» **TASK BRIEF**
In the material below, identify each line bearing the word "requirements". Reproduce those lines.

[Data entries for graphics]

—————

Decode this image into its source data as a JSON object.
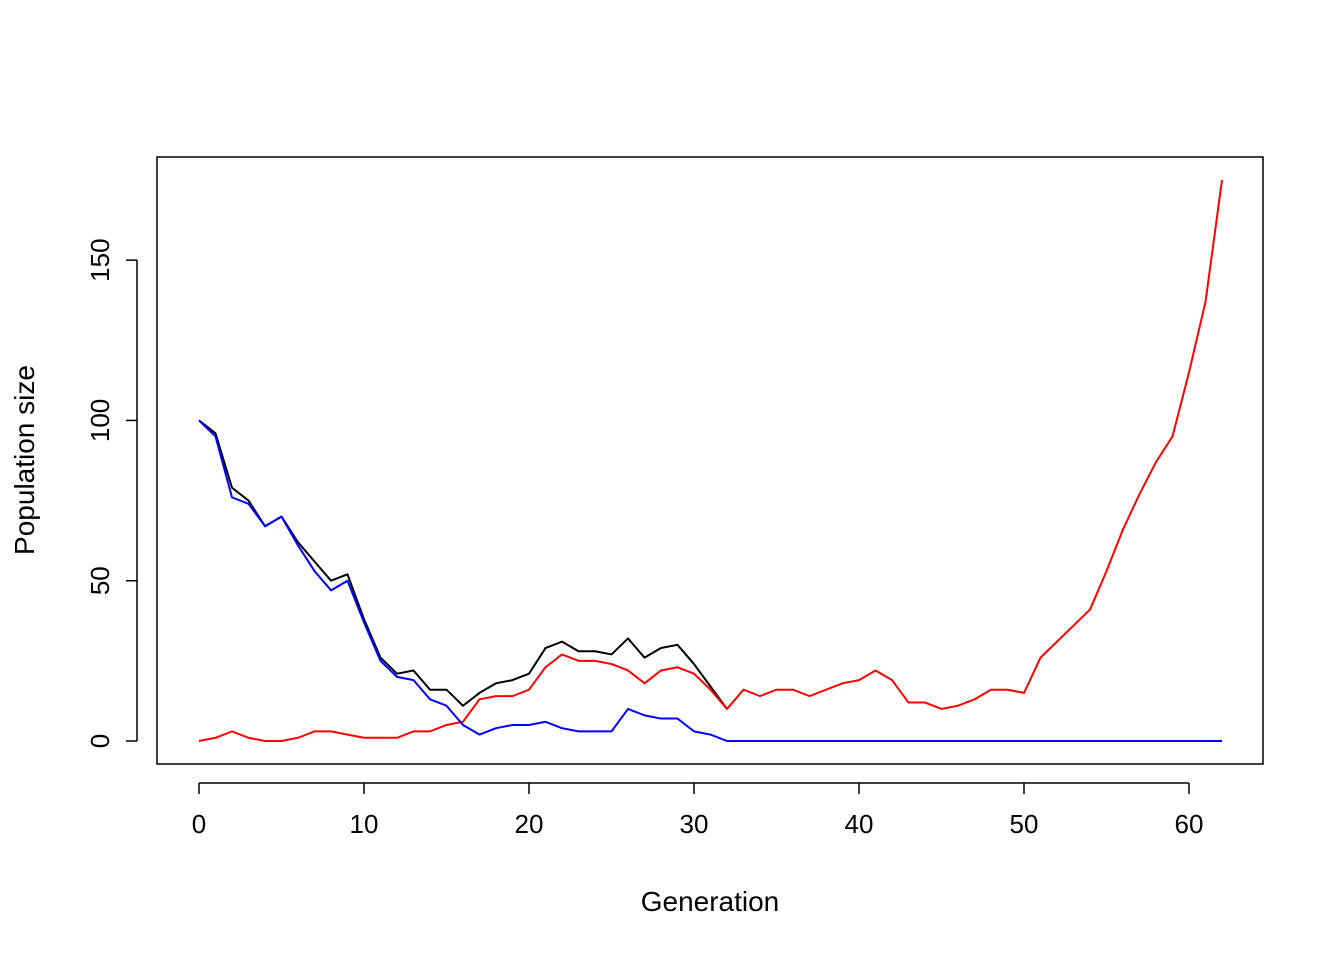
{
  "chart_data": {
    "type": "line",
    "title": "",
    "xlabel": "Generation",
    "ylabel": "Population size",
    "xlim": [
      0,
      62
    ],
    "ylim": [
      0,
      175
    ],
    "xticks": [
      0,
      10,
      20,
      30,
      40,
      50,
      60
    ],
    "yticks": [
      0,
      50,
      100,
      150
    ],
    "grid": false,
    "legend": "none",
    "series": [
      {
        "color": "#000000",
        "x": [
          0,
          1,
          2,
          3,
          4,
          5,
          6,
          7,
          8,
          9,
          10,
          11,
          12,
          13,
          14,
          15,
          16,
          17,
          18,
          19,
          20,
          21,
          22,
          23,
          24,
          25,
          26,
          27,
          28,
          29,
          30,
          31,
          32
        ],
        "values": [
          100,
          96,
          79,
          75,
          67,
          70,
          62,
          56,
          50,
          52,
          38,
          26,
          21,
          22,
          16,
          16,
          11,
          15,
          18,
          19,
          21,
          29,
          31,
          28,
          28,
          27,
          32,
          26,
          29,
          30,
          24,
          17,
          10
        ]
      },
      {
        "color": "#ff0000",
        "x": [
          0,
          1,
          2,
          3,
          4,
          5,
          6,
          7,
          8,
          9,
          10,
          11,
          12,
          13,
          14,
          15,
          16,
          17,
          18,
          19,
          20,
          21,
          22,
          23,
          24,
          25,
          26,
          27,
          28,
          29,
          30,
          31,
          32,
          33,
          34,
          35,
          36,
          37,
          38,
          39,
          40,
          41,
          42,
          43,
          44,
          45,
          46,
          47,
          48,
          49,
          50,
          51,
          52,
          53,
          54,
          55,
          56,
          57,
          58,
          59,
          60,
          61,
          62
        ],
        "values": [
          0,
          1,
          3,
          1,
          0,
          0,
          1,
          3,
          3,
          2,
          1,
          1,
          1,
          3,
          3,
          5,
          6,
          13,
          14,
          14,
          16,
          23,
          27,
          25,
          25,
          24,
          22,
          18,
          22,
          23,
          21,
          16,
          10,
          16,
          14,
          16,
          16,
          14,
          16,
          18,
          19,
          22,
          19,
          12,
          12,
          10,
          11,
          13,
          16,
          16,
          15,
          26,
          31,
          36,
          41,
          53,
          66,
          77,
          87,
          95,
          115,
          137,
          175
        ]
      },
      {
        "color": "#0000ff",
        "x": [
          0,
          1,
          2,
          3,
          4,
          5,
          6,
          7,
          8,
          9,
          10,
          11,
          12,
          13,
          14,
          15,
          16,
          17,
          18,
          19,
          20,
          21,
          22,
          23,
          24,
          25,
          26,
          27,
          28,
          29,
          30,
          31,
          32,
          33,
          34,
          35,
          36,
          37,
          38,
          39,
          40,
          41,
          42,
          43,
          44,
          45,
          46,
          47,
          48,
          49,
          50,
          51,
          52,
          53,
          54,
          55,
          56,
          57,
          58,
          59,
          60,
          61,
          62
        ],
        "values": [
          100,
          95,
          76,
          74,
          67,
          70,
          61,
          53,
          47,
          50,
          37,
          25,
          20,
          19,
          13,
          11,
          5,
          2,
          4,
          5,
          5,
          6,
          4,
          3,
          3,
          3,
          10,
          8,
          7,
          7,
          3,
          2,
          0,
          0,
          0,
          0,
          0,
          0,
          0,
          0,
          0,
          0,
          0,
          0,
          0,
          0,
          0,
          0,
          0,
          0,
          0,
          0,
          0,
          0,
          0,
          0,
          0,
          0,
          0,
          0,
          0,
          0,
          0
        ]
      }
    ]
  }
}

—————

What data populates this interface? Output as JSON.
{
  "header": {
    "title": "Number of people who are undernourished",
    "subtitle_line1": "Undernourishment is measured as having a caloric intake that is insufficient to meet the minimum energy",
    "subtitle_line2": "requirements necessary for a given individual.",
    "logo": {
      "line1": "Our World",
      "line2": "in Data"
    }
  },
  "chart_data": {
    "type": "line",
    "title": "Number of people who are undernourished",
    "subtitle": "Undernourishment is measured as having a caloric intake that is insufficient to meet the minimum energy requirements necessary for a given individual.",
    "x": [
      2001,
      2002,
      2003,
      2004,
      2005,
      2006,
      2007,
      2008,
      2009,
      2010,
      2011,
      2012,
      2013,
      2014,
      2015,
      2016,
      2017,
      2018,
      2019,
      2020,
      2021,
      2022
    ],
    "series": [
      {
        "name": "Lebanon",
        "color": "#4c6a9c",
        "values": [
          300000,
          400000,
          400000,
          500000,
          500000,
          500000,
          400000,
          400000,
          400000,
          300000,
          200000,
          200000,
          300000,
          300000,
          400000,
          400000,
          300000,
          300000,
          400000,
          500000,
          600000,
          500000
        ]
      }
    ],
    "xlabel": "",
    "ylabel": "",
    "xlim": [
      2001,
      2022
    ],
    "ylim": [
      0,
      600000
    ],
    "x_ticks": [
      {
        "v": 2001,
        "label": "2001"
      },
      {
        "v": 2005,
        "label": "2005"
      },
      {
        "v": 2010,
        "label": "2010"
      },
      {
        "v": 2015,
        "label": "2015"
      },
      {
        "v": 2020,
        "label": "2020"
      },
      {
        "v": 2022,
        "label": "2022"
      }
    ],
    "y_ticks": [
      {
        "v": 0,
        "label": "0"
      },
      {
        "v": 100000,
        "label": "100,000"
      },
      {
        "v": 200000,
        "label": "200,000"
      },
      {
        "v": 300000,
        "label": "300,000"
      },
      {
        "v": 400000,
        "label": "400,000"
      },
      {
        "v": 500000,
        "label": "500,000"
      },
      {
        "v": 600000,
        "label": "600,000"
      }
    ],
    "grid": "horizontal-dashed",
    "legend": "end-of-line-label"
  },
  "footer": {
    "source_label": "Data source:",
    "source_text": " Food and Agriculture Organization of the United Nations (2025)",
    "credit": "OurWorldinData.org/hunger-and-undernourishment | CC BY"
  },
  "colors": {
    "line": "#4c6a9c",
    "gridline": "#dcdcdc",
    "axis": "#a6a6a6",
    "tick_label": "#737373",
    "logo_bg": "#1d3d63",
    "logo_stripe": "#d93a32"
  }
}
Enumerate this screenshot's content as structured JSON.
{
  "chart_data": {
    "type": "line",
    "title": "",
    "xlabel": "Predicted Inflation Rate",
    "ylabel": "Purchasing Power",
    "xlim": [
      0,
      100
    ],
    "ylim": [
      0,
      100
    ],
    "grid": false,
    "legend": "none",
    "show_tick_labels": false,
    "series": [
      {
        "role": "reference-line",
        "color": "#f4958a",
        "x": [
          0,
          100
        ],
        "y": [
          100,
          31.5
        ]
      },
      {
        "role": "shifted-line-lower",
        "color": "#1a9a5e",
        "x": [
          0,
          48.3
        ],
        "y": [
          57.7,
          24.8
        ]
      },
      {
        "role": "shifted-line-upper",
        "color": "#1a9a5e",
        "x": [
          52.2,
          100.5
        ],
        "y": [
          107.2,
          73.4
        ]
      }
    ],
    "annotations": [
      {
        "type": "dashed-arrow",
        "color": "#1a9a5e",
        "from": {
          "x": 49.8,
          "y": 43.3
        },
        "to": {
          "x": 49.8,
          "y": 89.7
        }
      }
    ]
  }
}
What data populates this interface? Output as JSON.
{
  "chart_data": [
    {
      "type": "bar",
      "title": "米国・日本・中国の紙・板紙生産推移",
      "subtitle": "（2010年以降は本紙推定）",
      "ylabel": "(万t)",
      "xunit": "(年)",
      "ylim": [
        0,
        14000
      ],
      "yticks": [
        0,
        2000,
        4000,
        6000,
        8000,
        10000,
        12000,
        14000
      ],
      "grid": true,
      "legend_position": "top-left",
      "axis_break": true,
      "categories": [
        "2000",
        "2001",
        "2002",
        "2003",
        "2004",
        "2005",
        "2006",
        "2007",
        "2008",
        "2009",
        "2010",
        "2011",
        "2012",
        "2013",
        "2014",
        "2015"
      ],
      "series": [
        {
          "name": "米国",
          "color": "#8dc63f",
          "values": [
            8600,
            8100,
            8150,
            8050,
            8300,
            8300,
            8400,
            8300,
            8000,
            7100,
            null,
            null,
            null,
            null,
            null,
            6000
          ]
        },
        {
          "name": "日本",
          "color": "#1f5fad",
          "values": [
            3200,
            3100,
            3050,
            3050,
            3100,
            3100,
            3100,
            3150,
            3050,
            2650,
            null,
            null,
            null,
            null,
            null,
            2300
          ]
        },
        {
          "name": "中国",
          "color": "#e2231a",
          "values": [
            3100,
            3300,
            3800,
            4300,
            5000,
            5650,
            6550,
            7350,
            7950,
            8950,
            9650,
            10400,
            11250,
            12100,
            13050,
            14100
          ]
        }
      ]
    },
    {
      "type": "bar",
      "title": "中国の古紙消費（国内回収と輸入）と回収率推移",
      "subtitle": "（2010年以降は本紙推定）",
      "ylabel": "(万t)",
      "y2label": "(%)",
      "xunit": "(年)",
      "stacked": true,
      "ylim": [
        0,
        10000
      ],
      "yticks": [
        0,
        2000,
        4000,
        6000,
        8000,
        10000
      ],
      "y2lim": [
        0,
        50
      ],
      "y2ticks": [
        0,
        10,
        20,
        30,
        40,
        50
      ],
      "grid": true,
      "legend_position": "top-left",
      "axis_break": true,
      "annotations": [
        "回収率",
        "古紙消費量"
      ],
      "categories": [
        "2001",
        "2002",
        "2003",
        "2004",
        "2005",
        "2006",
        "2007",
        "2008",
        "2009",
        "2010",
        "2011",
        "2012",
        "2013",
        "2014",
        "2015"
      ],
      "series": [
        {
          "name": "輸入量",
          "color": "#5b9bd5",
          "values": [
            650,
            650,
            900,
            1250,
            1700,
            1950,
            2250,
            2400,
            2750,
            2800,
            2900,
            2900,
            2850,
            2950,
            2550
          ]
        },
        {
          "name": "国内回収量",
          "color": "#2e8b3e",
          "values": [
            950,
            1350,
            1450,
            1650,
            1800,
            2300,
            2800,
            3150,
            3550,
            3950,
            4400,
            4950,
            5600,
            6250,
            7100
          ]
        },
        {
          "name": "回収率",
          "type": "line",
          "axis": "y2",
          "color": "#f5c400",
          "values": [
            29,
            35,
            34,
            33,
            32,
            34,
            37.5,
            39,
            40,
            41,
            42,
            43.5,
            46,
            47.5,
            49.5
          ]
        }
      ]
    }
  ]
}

—————

» **REPLY**
    "subtitle_line2": "requirements necessary for a given individual.",
    "subtitle": "Undernourishment is measured as having a caloric intake that is insufficient to meet the minimum energy requirements necessary for a given individual.",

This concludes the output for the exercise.